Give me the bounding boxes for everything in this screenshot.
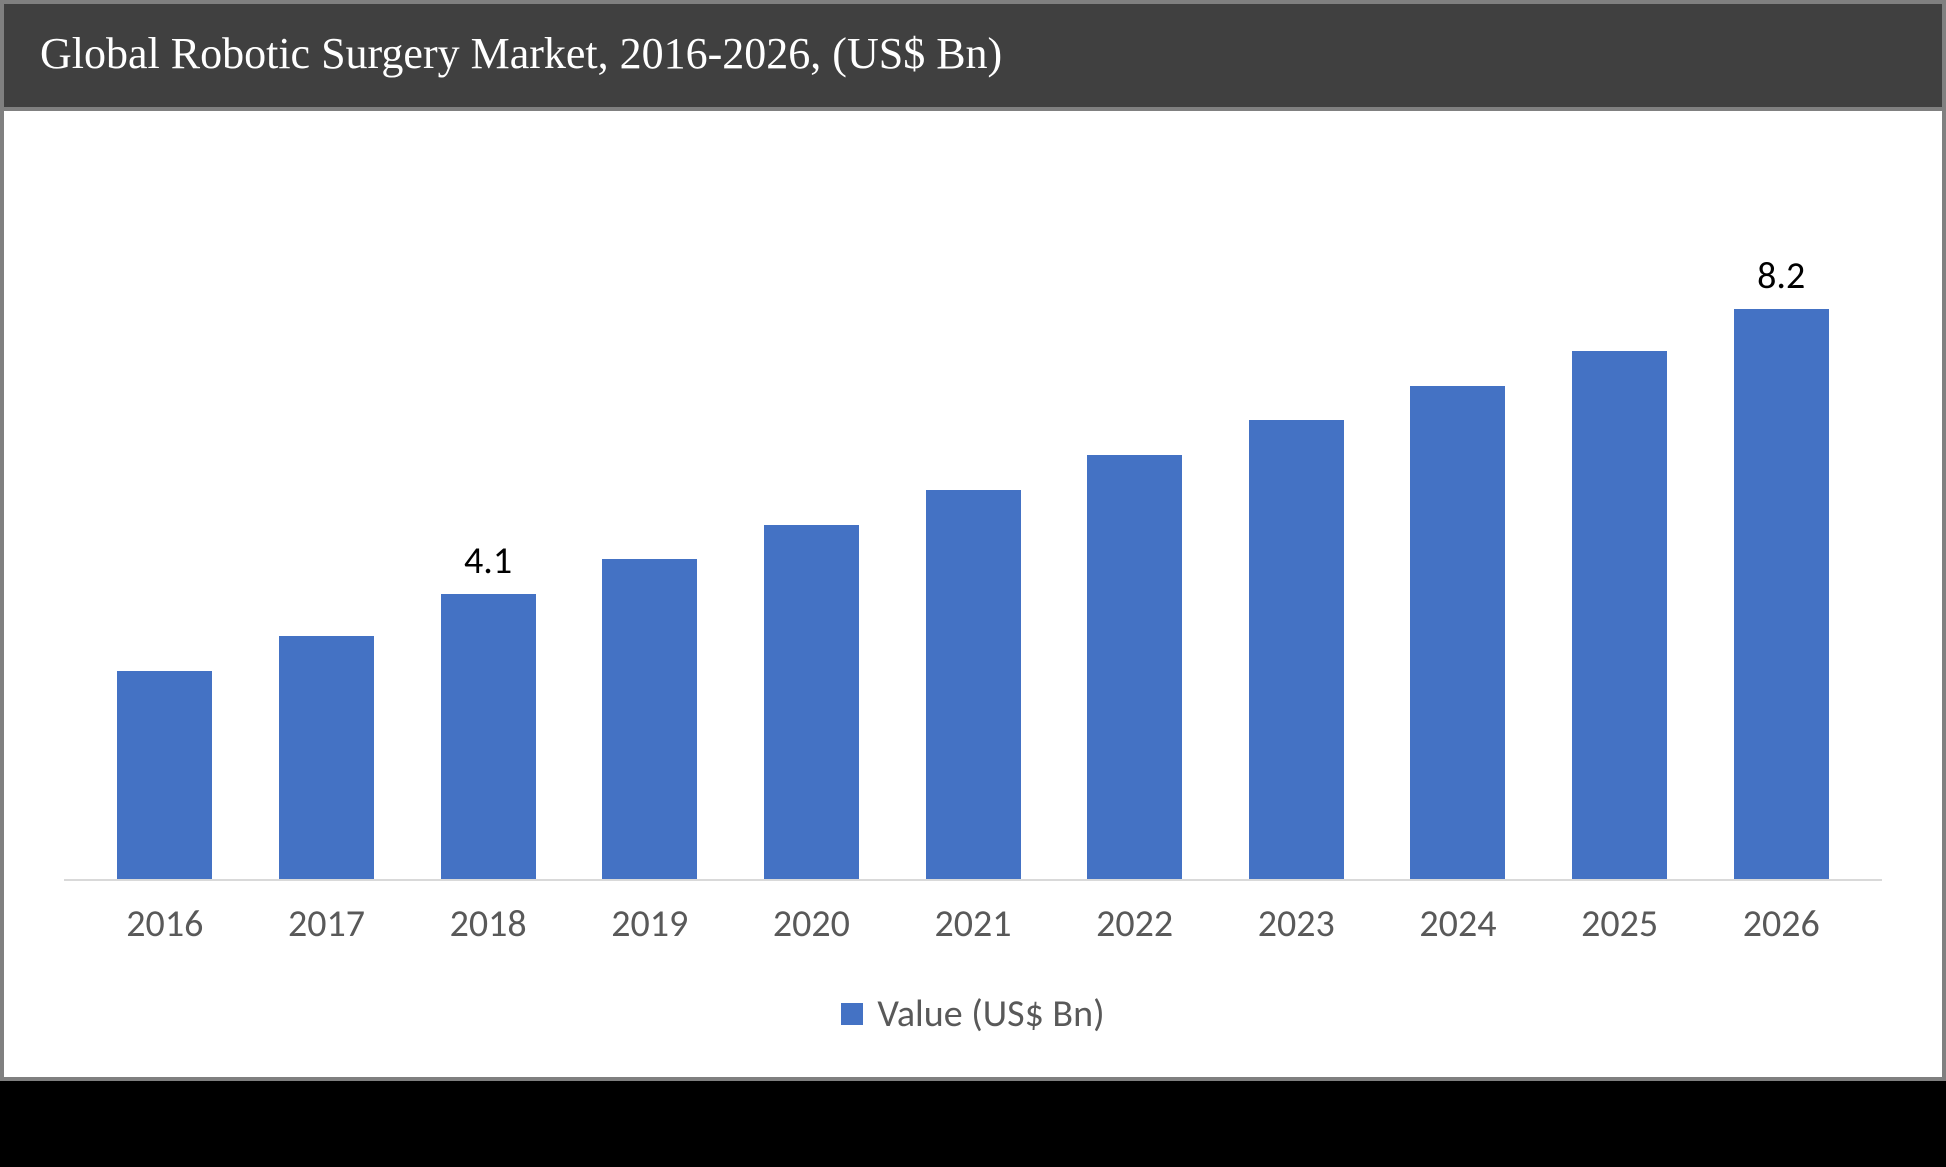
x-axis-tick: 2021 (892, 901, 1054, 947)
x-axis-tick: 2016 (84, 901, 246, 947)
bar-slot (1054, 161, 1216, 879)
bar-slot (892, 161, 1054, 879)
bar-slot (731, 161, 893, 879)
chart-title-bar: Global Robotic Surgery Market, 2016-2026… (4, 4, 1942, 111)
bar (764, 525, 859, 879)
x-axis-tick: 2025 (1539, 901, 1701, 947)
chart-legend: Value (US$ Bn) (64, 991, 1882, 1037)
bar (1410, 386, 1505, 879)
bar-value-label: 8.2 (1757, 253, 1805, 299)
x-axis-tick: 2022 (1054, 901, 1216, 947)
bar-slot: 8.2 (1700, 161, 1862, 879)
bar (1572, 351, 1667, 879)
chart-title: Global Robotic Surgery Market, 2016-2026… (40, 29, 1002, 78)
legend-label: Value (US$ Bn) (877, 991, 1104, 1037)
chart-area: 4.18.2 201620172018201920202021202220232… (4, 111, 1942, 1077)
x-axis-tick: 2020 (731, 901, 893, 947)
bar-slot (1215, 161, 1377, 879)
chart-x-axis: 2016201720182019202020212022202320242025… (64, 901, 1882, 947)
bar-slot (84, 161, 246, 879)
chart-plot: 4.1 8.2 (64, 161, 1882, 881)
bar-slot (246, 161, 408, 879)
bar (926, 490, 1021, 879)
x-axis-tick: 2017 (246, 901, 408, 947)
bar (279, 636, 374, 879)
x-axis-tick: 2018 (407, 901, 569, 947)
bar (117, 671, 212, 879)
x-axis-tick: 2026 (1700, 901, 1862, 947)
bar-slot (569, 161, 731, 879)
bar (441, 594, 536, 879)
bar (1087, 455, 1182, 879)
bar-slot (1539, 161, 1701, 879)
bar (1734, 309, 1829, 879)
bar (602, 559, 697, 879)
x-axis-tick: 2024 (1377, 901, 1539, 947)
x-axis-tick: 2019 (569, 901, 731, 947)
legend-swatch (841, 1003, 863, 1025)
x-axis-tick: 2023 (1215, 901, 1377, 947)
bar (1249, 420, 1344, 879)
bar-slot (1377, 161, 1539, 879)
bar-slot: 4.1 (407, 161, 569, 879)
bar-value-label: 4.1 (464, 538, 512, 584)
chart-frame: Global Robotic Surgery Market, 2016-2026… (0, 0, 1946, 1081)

---

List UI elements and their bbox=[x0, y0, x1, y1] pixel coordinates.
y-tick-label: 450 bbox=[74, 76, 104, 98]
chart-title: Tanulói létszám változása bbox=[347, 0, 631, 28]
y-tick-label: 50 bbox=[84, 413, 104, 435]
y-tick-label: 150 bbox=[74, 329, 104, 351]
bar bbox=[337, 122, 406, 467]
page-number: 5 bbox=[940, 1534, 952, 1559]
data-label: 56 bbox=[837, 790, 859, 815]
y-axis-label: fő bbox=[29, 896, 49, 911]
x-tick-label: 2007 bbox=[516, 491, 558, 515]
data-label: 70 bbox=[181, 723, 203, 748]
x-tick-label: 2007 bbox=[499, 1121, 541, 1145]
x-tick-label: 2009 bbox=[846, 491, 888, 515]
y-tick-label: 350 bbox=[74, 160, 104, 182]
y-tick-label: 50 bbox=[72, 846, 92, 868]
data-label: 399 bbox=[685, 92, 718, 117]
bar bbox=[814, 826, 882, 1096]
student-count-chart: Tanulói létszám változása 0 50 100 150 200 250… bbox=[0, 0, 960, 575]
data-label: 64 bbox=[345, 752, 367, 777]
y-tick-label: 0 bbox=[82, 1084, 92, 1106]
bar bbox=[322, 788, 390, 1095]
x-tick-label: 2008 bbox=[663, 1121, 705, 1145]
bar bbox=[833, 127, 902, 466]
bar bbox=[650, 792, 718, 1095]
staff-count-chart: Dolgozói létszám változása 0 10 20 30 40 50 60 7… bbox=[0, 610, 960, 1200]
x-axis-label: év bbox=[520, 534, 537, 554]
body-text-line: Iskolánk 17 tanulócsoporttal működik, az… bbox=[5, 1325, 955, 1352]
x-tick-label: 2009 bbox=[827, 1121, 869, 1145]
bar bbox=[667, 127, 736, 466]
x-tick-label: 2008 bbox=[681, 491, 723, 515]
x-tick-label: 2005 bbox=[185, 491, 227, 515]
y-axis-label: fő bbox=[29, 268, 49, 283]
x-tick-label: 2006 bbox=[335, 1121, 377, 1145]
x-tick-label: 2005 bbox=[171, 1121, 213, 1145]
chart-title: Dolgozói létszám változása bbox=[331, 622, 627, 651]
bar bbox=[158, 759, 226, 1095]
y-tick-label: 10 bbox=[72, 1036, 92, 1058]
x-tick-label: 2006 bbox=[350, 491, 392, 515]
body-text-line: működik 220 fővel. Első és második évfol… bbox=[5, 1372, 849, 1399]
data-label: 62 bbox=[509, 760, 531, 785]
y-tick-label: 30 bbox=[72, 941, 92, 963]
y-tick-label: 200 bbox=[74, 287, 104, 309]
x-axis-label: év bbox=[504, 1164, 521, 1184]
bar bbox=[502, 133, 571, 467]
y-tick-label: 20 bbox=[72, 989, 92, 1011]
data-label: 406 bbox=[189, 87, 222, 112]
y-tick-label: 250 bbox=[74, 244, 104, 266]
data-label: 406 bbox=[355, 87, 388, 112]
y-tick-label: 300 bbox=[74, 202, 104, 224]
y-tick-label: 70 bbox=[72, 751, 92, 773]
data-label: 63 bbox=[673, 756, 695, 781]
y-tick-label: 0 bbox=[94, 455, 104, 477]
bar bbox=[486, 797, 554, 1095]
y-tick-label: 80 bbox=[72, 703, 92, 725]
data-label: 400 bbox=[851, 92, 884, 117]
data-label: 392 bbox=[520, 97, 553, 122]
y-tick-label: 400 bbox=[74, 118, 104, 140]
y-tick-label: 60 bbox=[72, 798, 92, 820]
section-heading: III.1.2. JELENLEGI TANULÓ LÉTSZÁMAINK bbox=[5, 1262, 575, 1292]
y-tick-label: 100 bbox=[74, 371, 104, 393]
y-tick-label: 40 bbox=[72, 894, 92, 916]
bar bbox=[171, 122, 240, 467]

- **GIVEN PROBLEM**: Convert the records above into a JSON list of strings with one string per line, leaving out blank lines. Begin at the line that has "x-axis-tick: 2021 (892, 901, 1054, 947)" and stop after the line that has "bar (1249, 420, 1344, 879)".

- **TASK OUTPUT**:
[
  "x-axis-tick: 2021 (892, 901, 1054, 947)",
  "x-axis-tick: 2016 (84, 901, 246, 947)",
  "bar-slot (1054, 161, 1216, 879)",
  "bar-slot (892, 161, 1054, 879)",
  "bar-slot (731, 161, 893, 879)",
  "chart-title-bar: Global Robotic Surgery Market, 2016-2026… (4, 4, 1942, 111)",
  "bar (764, 525, 859, 879)",
  "x-axis-tick: 2025 (1539, 901, 1701, 947)",
  "chart-legend: Value (US$ Bn) (64, 991, 1882, 1037)",
  "bar (1410, 386, 1505, 879)",
  "bar-value-label: 8.2 (1757, 253, 1805, 299)",
  "x-axis-tick: 2022 (1054, 901, 1216, 947)",
  "bar-slot: 8.2 (1700, 161, 1862, 879)",
  "bar (1572, 351, 1667, 879)",
  "chart-title: Global Robotic Surgery Market, 2016-2026… (40, 29, 1002, 78)",
  "legend-label: Value (US$ Bn) (877, 991, 1104, 1037)",
  "chart-area: 4.18.2 201620172018201920202021202220232… (4, 111, 1942, 1077)",
  "x-axis-tick: 2020 (731, 901, 893, 947)",
  "bar-slot (1215, 161, 1377, 879)",
  "chart-x-axis: 2016201720182019202020212022202320242025… (64, 901, 1882, 947)",
  "bar-slot (84, 161, 246, 879)",
  "chart-plot: 4.1 8.2 (64, 161, 1882, 881)",
  "bar-slot (246, 161, 408, 879)",
  "bar (926, 490, 1021, 879)",
  "x-axis-tick: 2017 (246, 901, 408, 947)",
  "bar (279, 636, 374, 879)",
  "x-axis-tick: 2018 (407, 901, 569, 947)",
  "bar (117, 671, 212, 879)",
  "x-axis-tick: 2026 (1700, 901, 1862, 947)",
  "bar-slot (569, 161, 731, 879)",
  "bar (441, 594, 536, 879)",
  "bar (1087, 455, 1182, 879)",
  "bar-slot (1539, 161, 1701, 879)",
  "bar (1734, 309, 1829, 879)",
  "bar (602, 559, 697, 879)",
  "x-axis-tick: 2024 (1377, 901, 1539, 947)",
  "x-axis-tick: 2019 (569, 901, 731, 947)",
  "legend-swatch (841, 1003, 863, 1025)",
  "x-axis-tick: 2023 (1215, 901, 1377, 947)",
  "bar (1249, 420, 1344, 879)"
]